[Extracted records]
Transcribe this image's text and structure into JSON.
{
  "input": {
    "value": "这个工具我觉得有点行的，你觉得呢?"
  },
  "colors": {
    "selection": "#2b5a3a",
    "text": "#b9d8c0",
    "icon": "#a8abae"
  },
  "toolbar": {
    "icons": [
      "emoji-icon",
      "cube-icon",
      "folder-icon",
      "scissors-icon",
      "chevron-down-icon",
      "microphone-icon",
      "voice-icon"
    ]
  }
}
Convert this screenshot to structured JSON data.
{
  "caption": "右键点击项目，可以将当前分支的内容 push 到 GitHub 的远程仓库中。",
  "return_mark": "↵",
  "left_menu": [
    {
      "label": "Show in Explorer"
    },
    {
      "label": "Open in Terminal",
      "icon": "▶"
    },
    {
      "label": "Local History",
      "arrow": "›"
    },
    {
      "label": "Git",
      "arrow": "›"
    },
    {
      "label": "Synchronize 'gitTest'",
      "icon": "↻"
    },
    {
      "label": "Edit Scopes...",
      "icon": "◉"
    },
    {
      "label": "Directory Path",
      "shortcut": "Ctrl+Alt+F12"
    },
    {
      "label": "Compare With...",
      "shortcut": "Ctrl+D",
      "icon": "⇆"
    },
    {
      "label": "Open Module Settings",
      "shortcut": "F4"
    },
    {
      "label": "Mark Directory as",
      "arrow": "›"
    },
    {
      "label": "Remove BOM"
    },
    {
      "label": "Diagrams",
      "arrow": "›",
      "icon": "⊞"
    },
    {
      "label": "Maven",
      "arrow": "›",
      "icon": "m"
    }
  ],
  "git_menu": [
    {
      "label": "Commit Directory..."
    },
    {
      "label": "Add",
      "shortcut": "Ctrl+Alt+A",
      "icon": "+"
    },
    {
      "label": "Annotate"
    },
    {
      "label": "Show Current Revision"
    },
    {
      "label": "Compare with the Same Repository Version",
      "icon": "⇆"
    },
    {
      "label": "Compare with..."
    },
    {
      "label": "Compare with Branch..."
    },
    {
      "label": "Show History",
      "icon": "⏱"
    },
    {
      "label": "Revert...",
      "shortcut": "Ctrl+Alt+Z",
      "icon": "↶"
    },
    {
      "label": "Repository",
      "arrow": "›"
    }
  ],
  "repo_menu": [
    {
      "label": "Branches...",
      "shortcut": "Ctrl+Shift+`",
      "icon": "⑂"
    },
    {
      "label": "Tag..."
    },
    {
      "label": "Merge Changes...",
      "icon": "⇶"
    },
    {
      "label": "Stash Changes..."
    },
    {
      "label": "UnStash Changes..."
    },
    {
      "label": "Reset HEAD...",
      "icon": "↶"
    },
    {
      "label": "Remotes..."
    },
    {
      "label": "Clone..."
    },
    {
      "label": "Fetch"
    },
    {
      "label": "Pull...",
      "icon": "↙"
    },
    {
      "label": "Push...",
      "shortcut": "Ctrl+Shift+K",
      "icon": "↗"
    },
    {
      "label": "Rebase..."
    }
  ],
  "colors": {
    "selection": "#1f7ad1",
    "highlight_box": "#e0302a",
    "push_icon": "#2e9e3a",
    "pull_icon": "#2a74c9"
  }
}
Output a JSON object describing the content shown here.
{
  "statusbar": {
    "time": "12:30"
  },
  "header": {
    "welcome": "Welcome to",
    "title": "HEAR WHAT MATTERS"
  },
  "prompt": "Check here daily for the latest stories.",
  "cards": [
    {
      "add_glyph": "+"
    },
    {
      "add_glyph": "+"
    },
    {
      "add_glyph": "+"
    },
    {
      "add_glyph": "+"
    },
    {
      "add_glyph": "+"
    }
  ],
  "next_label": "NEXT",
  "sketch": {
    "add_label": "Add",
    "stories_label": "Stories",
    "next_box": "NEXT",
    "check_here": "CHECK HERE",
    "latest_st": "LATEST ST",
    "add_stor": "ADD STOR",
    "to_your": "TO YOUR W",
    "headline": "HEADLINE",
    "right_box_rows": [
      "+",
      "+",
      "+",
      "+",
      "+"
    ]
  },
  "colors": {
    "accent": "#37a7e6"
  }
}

:: Required work ::
Go back to the listing above and please repeat it exactly.

:: Problem solution ::
Transcribe this image's text and structure into JSON.
{
  "input": {
    "value": "这个工具我觉得有点行的，你觉得呢?"
  },
  "colors": {
    "selection": "#2b5a3a",
    "text": "#b9d8c0",
    "icon": "#a8abae"
  },
  "toolbar": {
    "icons": [
      "emoji-icon",
      "cube-icon",
      "folder-icon",
      "scissors-icon",
      "chevron-down-icon",
      "microphone-icon",
      "voice-icon"
    ]
  }
}
Convert this screenshot to structured JSON data.
{
  "caption": "右键点击项目，可以将当前分支的内容 push 到 GitHub 的远程仓库中。",
  "return_mark": "↵",
  "left_menu": [
    {
      "label": "Show in Explorer"
    },
    {
      "label": "Open in Terminal",
      "icon": "▶"
    },
    {
      "label": "Local History",
      "arrow": "›"
    },
    {
      "label": "Git",
      "arrow": "›"
    },
    {
      "label": "Synchronize 'gitTest'",
      "icon": "↻"
    },
    {
      "label": "Edit Scopes...",
      "icon": "◉"
    },
    {
      "label": "Directory Path",
      "shortcut": "Ctrl+Alt+F12"
    },
    {
      "label": "Compare With...",
      "shortcut": "Ctrl+D",
      "icon": "⇆"
    },
    {
      "label": "Open Module Settings",
      "shortcut": "F4"
    },
    {
      "label": "Mark Directory as",
      "arrow": "›"
    },
    {
      "label": "Remove BOM"
    },
    {
      "label": "Diagrams",
      "arrow": "›",
      "icon": "⊞"
    },
    {
      "label": "Maven",
      "arrow": "›",
      "icon": "m"
    }
  ],
  "git_menu": [
    {
      "label": "Commit Directory..."
    },
    {
      "label": "Add",
      "shortcut": "Ctrl+Alt+A",
      "icon": "+"
    },
    {
      "label": "Annotate"
    },
    {
      "label": "Show Current Revision"
    },
    {
      "label": "Compare with the Same Repository Version",
      "icon": "⇆"
    },
    {
      "label": "Compare with..."
    },
    {
      "label": "Compare with Branch..."
    },
    {
      "label": "Show History",
      "icon": "⏱"
    },
    {
      "label": "Revert...",
      "shortcut": "Ctrl+Alt+Z",
      "icon": "↶"
    },
    {
      "label": "Repository",
      "arrow": "›"
    }
  ],
  "repo_menu": [
    {
      "label": "Branches...",
      "shortcut": "Ctrl+Shift+`",
      "icon": "⑂"
    },
    {
      "label": "Tag..."
    },
    {
      "label": "Merge Changes...",
      "icon": "⇶"
    },
    {
      "label": "Stash Changes..."
    },
    {
      "label": "UnStash Changes..."
    },
    {
      "label": "Reset HEAD...",
      "icon": "↶"
    },
    {
      "label": "Remotes..."
    },
    {
      "label": "Clone..."
    },
    {
      "label": "Fetch"
    },
    {
      "label": "Pull...",
      "icon": "↙"
    },
    {
      "label": "Push...",
      "shortcut": "Ctrl+Shift+K",
      "icon": "↗"
    },
    {
      "label": "Rebase..."
    }
  ],
  "colors": {
    "selection": "#1f7ad1",
    "highlight_box": "#e0302a",
    "push_icon": "#2e9e3a",
    "pull_icon": "#2a74c9"
  }
}
Output a JSON object describing the content shown here.
{
  "statusbar": {
    "time": "12:30"
  },
  "header": {
    "welcome": "Welcome to",
    "title": "HEAR WHAT MATTERS"
  },
  "prompt": "Check here daily for the latest stories.",
  "cards": [
    {
      "add_glyph": "+"
    },
    {
      "add_glyph": "+"
    },
    {
      "add_glyph": "+"
    },
    {
      "add_glyph": "+"
    },
    {
      "add_glyph": "+"
    }
  ],
  "next_label": "NEXT",
  "sketch": {
    "add_label": "Add",
    "stories_label": "Stories",
    "next_box": "NEXT",
    "check_here": "CHECK HERE",
    "latest_st": "LATEST ST",
    "add_stor": "ADD STOR",
    "to_your": "TO YOUR W",
    "headline": "HEADLINE",
    "right_box_rows": [
      "+",
      "+",
      "+",
      "+",
      "+"
    ]
  },
  "colors": {
    "accent": "#37a7e6"
  }
}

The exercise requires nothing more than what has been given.